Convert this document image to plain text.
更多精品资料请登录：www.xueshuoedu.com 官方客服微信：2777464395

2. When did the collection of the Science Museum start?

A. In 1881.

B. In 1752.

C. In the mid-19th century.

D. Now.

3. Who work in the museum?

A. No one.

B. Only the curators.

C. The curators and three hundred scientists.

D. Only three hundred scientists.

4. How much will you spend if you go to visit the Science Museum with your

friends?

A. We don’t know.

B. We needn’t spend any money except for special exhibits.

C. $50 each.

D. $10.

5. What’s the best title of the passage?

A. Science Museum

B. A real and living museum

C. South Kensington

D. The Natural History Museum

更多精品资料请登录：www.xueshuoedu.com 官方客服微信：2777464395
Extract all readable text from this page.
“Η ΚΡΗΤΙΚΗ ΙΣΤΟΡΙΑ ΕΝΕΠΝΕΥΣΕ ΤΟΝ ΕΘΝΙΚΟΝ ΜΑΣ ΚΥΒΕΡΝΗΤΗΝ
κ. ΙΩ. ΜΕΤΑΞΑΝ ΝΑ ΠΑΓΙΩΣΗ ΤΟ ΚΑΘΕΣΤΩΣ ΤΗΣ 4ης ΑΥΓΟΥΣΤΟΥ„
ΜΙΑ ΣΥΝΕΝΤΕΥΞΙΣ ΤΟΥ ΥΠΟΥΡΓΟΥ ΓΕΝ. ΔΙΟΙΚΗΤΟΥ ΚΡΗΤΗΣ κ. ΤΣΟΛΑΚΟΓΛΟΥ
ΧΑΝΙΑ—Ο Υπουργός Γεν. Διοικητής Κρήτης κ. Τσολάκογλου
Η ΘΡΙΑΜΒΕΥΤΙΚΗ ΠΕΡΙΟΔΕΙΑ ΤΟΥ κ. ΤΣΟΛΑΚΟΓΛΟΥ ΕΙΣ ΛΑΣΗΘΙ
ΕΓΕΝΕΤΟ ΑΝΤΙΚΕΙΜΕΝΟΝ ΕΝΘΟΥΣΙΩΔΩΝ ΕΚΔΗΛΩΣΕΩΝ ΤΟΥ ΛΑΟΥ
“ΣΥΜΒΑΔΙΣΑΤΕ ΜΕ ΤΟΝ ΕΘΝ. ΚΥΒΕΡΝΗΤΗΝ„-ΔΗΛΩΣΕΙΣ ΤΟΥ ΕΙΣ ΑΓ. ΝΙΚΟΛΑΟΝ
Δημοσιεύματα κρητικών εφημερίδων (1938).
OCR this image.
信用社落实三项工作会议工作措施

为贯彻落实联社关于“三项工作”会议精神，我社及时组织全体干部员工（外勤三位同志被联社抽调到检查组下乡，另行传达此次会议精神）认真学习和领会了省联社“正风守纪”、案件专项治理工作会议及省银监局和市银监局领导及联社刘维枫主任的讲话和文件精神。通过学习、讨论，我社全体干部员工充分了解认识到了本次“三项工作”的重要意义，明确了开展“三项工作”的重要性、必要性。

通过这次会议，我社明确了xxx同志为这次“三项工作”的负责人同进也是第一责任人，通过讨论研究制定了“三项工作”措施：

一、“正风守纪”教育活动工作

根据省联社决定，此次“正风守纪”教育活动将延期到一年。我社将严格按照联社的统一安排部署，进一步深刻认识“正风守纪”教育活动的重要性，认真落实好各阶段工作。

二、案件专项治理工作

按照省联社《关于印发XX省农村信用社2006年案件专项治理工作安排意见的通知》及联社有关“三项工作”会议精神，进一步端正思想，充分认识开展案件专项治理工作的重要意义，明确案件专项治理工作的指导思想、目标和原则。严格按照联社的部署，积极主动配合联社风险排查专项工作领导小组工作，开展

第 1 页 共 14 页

--------------------------------------------------

» **Stated exercise**
In the material above, find the lines that contain "ΚΥΒΕΡΝΗΤΗΝ" and show them.

» **The reply**
“Η ΚΡΗΤΙΚΗ ΙΣΤΟΡΙΑ ΕΝΕΠΝΕΥΣΕ ΤΟΝ ΕΘΝΙΚΟΝ ΜΑΣ ΚΥΒΕΡΝΗΤΗΝ
“ΣΥΜΒΑΔΙΣΑΤΕ ΜΕ ΤΟΝ ΕΘΝ. ΚΥΒΕΡΝΗΤΗΝ„-ΔΗΛΩΣΕΙΣ ΤΟΥ ΕΙΣ ΑΓ. ΝΙΚΟΛΑΟΝ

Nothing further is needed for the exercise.